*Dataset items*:
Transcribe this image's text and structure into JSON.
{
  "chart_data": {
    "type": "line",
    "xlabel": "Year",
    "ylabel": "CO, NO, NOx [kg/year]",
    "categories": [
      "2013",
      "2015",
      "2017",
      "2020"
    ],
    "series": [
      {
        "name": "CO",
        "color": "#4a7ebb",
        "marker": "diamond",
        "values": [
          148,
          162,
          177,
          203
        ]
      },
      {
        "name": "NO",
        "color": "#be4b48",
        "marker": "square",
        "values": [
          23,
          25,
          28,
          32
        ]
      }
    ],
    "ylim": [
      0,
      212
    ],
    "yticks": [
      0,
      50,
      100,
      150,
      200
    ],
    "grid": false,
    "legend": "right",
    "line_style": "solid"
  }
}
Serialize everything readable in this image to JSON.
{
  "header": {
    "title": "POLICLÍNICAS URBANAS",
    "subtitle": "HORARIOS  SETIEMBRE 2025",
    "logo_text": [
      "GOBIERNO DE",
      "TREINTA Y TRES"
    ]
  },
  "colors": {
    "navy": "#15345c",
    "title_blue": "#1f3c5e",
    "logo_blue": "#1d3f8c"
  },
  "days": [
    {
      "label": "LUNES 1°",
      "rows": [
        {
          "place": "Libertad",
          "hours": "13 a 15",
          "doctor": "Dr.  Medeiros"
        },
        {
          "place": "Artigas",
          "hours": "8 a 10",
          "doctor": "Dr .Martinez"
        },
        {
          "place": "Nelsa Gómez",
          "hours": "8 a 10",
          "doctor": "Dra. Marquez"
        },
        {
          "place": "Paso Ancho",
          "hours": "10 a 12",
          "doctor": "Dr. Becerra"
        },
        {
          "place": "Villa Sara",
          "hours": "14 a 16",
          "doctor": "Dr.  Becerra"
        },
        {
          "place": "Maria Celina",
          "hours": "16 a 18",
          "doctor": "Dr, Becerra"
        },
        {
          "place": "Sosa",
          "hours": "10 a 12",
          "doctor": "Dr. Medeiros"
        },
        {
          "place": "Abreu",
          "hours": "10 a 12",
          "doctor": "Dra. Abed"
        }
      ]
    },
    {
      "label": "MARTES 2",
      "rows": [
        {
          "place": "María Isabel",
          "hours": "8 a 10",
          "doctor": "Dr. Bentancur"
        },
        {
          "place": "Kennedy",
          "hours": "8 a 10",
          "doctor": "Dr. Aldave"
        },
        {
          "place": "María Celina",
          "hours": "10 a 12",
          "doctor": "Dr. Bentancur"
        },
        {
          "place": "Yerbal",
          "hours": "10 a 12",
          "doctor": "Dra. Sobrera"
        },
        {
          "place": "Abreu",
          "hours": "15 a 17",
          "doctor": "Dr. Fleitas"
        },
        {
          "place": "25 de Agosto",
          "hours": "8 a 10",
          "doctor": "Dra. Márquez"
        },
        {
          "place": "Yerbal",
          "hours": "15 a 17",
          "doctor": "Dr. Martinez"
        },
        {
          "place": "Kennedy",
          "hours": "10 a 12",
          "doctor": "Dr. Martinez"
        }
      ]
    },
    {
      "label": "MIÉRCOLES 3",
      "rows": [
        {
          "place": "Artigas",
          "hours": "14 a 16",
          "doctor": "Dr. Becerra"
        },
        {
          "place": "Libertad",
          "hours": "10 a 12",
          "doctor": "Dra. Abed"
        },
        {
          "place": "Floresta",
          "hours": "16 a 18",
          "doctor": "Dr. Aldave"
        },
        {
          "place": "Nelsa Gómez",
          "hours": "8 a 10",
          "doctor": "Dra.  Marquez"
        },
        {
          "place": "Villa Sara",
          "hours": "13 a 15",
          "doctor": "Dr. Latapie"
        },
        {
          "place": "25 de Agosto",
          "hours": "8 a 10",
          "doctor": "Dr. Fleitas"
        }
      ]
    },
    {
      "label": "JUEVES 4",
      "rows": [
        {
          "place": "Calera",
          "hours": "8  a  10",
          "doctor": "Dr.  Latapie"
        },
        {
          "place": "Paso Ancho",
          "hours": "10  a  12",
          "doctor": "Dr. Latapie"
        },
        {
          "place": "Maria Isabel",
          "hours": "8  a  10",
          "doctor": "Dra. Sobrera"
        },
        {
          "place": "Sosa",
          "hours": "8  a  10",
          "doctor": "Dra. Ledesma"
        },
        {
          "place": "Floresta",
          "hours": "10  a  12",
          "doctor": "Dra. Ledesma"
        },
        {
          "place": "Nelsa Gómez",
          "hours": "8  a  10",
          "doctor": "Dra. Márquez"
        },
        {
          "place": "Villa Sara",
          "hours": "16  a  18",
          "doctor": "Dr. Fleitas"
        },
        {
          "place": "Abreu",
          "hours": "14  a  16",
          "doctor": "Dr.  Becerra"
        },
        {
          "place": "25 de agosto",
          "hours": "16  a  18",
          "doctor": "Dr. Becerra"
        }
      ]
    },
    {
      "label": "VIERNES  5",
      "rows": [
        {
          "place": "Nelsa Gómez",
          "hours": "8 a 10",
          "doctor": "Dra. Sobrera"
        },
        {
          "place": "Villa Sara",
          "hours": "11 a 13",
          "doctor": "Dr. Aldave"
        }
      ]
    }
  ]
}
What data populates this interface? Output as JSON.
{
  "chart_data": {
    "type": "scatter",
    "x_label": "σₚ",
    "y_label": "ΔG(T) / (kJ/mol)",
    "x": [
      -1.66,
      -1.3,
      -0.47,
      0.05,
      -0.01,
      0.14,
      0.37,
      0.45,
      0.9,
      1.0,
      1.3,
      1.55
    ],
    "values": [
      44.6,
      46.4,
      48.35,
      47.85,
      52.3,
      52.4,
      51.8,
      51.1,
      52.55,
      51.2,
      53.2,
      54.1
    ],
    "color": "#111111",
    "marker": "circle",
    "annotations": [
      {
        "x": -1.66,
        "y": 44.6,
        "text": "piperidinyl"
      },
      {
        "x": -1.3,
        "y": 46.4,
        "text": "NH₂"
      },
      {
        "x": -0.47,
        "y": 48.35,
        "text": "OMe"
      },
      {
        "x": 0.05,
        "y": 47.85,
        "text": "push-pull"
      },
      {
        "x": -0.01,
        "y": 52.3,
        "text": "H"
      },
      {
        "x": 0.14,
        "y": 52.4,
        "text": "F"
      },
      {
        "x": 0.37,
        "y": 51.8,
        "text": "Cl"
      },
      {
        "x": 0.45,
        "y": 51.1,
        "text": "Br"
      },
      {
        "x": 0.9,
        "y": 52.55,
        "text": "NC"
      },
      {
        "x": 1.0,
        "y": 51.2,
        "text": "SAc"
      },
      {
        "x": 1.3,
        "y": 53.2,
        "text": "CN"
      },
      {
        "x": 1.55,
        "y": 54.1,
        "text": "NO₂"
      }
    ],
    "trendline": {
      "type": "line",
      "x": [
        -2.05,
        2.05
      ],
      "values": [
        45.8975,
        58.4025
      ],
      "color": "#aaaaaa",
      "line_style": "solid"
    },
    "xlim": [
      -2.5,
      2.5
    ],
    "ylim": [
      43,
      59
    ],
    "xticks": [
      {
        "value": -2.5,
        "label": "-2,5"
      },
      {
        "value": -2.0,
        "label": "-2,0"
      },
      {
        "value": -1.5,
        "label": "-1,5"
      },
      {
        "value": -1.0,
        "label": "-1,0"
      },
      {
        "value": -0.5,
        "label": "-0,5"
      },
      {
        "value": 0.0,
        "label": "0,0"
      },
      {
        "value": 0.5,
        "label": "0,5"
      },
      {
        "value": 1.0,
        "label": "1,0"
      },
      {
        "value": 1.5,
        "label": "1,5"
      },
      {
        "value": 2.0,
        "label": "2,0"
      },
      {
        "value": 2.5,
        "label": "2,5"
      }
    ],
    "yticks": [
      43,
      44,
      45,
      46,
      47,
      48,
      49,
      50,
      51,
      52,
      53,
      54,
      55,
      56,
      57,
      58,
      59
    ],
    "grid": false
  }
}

*WRITTEN REQUEST*:
Each line above that holds the string "María" should be copied and shown.

*CORRECT ANSWER*:
          "place": "María Isabel",
          "place": "María Celina",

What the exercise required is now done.